GOAL ▸ Give back each entry unchanged, minus pictures.

------------------------------------------------

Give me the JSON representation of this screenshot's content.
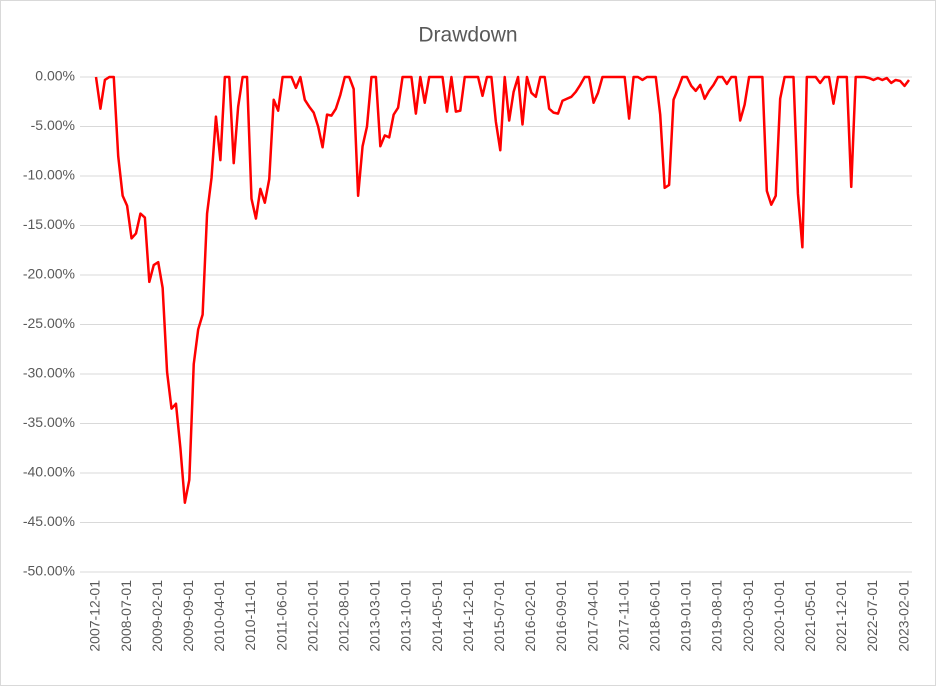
{
  "chart_data": {
    "type": "line",
    "title": "Drawdown",
    "categories": [
      "2007-12-01",
      null,
      null,
      null,
      null,
      null,
      null,
      "2008-07-01",
      null,
      null,
      null,
      null,
      null,
      null,
      "2009-02-01",
      null,
      null,
      null,
      null,
      null,
      null,
      "2009-09-01",
      null,
      null,
      null,
      null,
      null,
      null,
      "2010-04-01",
      null,
      null,
      null,
      null,
      null,
      null,
      "2010-11-01",
      null,
      null,
      null,
      null,
      null,
      null,
      "2011-06-01",
      null,
      null,
      null,
      null,
      null,
      null,
      "2012-01-01",
      null,
      null,
      null,
      null,
      null,
      null,
      "2012-08-01",
      null,
      null,
      null,
      null,
      null,
      null,
      "2013-03-01",
      null,
      null,
      null,
      null,
      null,
      null,
      "2013-10-01",
      null,
      null,
      null,
      null,
      null,
      null,
      "2014-05-01",
      null,
      null,
      null,
      null,
      null,
      null,
      "2014-12-01",
      null,
      null,
      null,
      null,
      null,
      null,
      "2015-07-01",
      null,
      null,
      null,
      null,
      null,
      null,
      "2016-02-01",
      null,
      null,
      null,
      null,
      null,
      null,
      "2016-09-01",
      null,
      null,
      null,
      null,
      null,
      null,
      "2017-04-01",
      null,
      null,
      null,
      null,
      null,
      null,
      "2017-11-01",
      null,
      null,
      null,
      null,
      null,
      null,
      "2018-06-01",
      null,
      null,
      null,
      null,
      null,
      null,
      "2019-01-01",
      null,
      null,
      null,
      null,
      null,
      null,
      "2019-08-01",
      null,
      null,
      null,
      null,
      null,
      null,
      "2020-03-01",
      null,
      null,
      null,
      null,
      null,
      null,
      "2020-10-01",
      null,
      null,
      null,
      null,
      null,
      null,
      "2021-05-01",
      null,
      null,
      null,
      null,
      null,
      null,
      "2021-12-01",
      null,
      null,
      null,
      null,
      null,
      null,
      "2022-07-01",
      null,
      null,
      null,
      null,
      null,
      null,
      "2023-02-01",
      null
    ],
    "values": [
      0,
      -3.2,
      -0.3,
      0,
      0,
      -8,
      -12,
      -13,
      -16.3,
      -15.8,
      -13.8,
      -14.2,
      -20.7,
      -19,
      -18.7,
      -21.3,
      -29.8,
      -33.5,
      -33,
      -37.5,
      -43,
      -40.7,
      -29,
      -25.5,
      -24,
      -13.8,
      -10.2,
      -4,
      -8.4,
      0,
      0,
      -8.7,
      -3,
      0,
      0,
      -12.3,
      -14.3,
      -11.3,
      -12.7,
      -10.3,
      -2.3,
      -3.4,
      0,
      0,
      0,
      -1.1,
      0,
      -2.3,
      -3,
      -3.6,
      -5,
      -7.1,
      -3.8,
      -3.9,
      -3.2,
      -1.8,
      0,
      0,
      -1.2,
      -12,
      -7,
      -5,
      0,
      0,
      -7,
      -5.9,
      -6.1,
      -3.8,
      -3.1,
      0,
      0,
      0,
      -3.7,
      0,
      -2.6,
      0,
      0,
      0,
      0,
      -3.5,
      0,
      -3.5,
      -3.4,
      0,
      0,
      0,
      0,
      -1.9,
      0,
      0,
      -4.5,
      -7.4,
      0,
      -4.4,
      -1.5,
      0,
      -4.8,
      0,
      -1.6,
      -2,
      0,
      0,
      -3.2,
      -3.6,
      -3.7,
      -2.4,
      -2.2,
      -2,
      -1.5,
      -0.8,
      0,
      0,
      -2.6,
      -1.6,
      0,
      0,
      0,
      0,
      0,
      0,
      -4.2,
      0,
      0,
      -0.3,
      0,
      0,
      0,
      -3.8,
      -11.2,
      -10.9,
      -2.3,
      -1.2,
      0,
      0,
      -0.9,
      -1.4,
      -0.8,
      -2.2,
      -1.4,
      -0.8,
      0,
      0,
      -0.7,
      0,
      0,
      -4.4,
      -2.8,
      0,
      0,
      0,
      0,
      -11.5,
      -12.9,
      -12,
      -2.2,
      0,
      0,
      0,
      -11.8,
      -17.2,
      0,
      0,
      0,
      -0.6,
      0,
      0,
      -2.7,
      0,
      0,
      0,
      -11.1,
      0,
      0,
      0,
      -0.1,
      -0.3,
      -0.1,
      -0.3,
      -0.1,
      -0.6,
      -0.3,
      -0.4,
      -0.9,
      -0.3
    ],
    "color": "#ff0000",
    "ylim": [
      -50,
      0
    ],
    "yticks": [
      {
        "value": 0,
        "label": "0.00%"
      },
      {
        "value": -5,
        "label": "-5.00%"
      },
      {
        "value": -10,
        "label": "-10.00%"
      },
      {
        "value": -15,
        "label": "-15.00%"
      },
      {
        "value": -20,
        "label": "-20.00%"
      },
      {
        "value": -25,
        "label": "-25.00%"
      },
      {
        "value": -30,
        "label": "-30.00%"
      },
      {
        "value": -35,
        "label": "-35.00%"
      },
      {
        "value": -40,
        "label": "-40.00%"
      },
      {
        "value": -45,
        "label": "-45.00%"
      },
      {
        "value": -50,
        "label": "-50.00%"
      }
    ],
    "grid": true
  }
}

------------------------------------------------

RESULT FOR THIS TASK ▸
Give me the JSON representation of this screenshot's content.
{
  "chart_data": {
    "type": "line",
    "title": "Drawdown",
    "categories": [
      "2007-12-01",
      null,
      null,
      null,
      null,
      null,
      null,
      "2008-07-01",
      null,
      null,
      null,
      null,
      null,
      null,
      "2009-02-01",
      null,
      null,
      null,
      null,
      null,
      null,
      "2009-09-01",
      null,
      null,
      null,
      null,
      null,
      null,
      "2010-04-01",
      null,
      null,
      null,
      null,
      null,
      null,
      "2010-11-01",
      null,
      null,
      null,
      null,
      null,
      null,
      "2011-06-01",
      null,
      null,
      null,
      null,
      null,
      null,
      "2012-01-01",
      null,
      null,
      null,
      null,
      null,
      null,
      "2012-08-01",
      null,
      null,
      null,
      null,
      null,
      null,
      "2013-03-01",
      null,
      null,
      null,
      null,
      null,
      null,
      "2013-10-01",
      null,
      null,
      null,
      null,
      null,
      null,
      "2014-05-01",
      null,
      null,
      null,
      null,
      null,
      null,
      "2014-12-01",
      null,
      null,
      null,
      null,
      null,
      null,
      "2015-07-01",
      null,
      null,
      null,
      null,
      null,
      null,
      "2016-02-01",
      null,
      null,
      null,
      null,
      null,
      null,
      "2016-09-01",
      null,
      null,
      null,
      null,
      null,
      null,
      "2017-04-01",
      null,
      null,
      null,
      null,
      null,
      null,
      "2017-11-01",
      null,
      null,
      null,
      null,
      null,
      null,
      "2018-06-01",
      null,
      null,
      null,
      null,
      null,
      null,
      "2019-01-01",
      null,
      null,
      null,
      null,
      null,
      null,
      "2019-08-01",
      null,
      null,
      null,
      null,
      null,
      null,
      "2020-03-01",
      null,
      null,
      null,
      null,
      null,
      null,
      "2020-10-01",
      null,
      null,
      null,
      null,
      null,
      null,
      "2021-05-01",
      null,
      null,
      null,
      null,
      null,
      null,
      "2021-12-01",
      null,
      null,
      null,
      null,
      null,
      null,
      "2022-07-01",
      null,
      null,
      null,
      null,
      null,
      null,
      "2023-02-01",
      null
    ],
    "values": [
      0,
      -3.2,
      -0.3,
      0,
      0,
      -8,
      -12,
      -13,
      -16.3,
      -15.8,
      -13.8,
      -14.2,
      -20.7,
      -19,
      -18.7,
      -21.3,
      -29.8,
      -33.5,
      -33,
      -37.5,
      -43,
      -40.7,
      -29,
      -25.5,
      -24,
      -13.8,
      -10.2,
      -4,
      -8.4,
      0,
      0,
      -8.7,
      -3,
      0,
      0,
      -12.3,
      -14.3,
      -11.3,
      -12.7,
      -10.3,
      -2.3,
      -3.4,
      0,
      0,
      0,
      -1.1,
      0,
      -2.3,
      -3,
      -3.6,
      -5,
      -7.1,
      -3.8,
      -3.9,
      -3.2,
      -1.8,
      0,
      0,
      -1.2,
      -12,
      -7,
      -5,
      0,
      0,
      -7,
      -5.9,
      -6.1,
      -3.8,
      -3.1,
      0,
      0,
      0,
      -3.7,
      0,
      -2.6,
      0,
      0,
      0,
      0,
      -3.5,
      0,
      -3.5,
      -3.4,
      0,
      0,
      0,
      0,
      -1.9,
      0,
      0,
      -4.5,
      -7.4,
      0,
      -4.4,
      -1.5,
      0,
      -4.8,
      0,
      -1.6,
      -2,
      0,
      0,
      -3.2,
      -3.6,
      -3.7,
      -2.4,
      -2.2,
      -2,
      -1.5,
      -0.8,
      0,
      0,
      -2.6,
      -1.6,
      0,
      0,
      0,
      0,
      0,
      0,
      -4.2,
      0,
      0,
      -0.3,
      0,
      0,
      0,
      -3.8,
      -11.2,
      -10.9,
      -2.3,
      -1.2,
      0,
      0,
      -0.9,
      -1.4,
      -0.8,
      -2.2,
      -1.4,
      -0.8,
      0,
      0,
      -0.7,
      0,
      0,
      -4.4,
      -2.8,
      0,
      0,
      0,
      0,
      -11.5,
      -12.9,
      -12,
      -2.2,
      0,
      0,
      0,
      -11.8,
      -17.2,
      0,
      0,
      0,
      -0.6,
      0,
      0,
      -2.7,
      0,
      0,
      0,
      -11.1,
      0,
      0,
      0,
      -0.1,
      -0.3,
      -0.1,
      -0.3,
      -0.1,
      -0.6,
      -0.3,
      -0.4,
      -0.9,
      -0.3
    ],
    "color": "#ff0000",
    "ylim": [
      -50,
      0
    ],
    "yticks": [
      {
        "value": 0,
        "label": "0.00%"
      },
      {
        "value": -5,
        "label": "-5.00%"
      },
      {
        "value": -10,
        "label": "-10.00%"
      },
      {
        "value": -15,
        "label": "-15.00%"
      },
      {
        "value": -20,
        "label": "-20.00%"
      },
      {
        "value": -25,
        "label": "-25.00%"
      },
      {
        "value": -30,
        "label": "-30.00%"
      },
      {
        "value": -35,
        "label": "-35.00%"
      },
      {
        "value": -40,
        "label": "-40.00%"
      },
      {
        "value": -45,
        "label": "-45.00%"
      },
      {
        "value": -50,
        "label": "-50.00%"
      }
    ],
    "grid": true
  }
}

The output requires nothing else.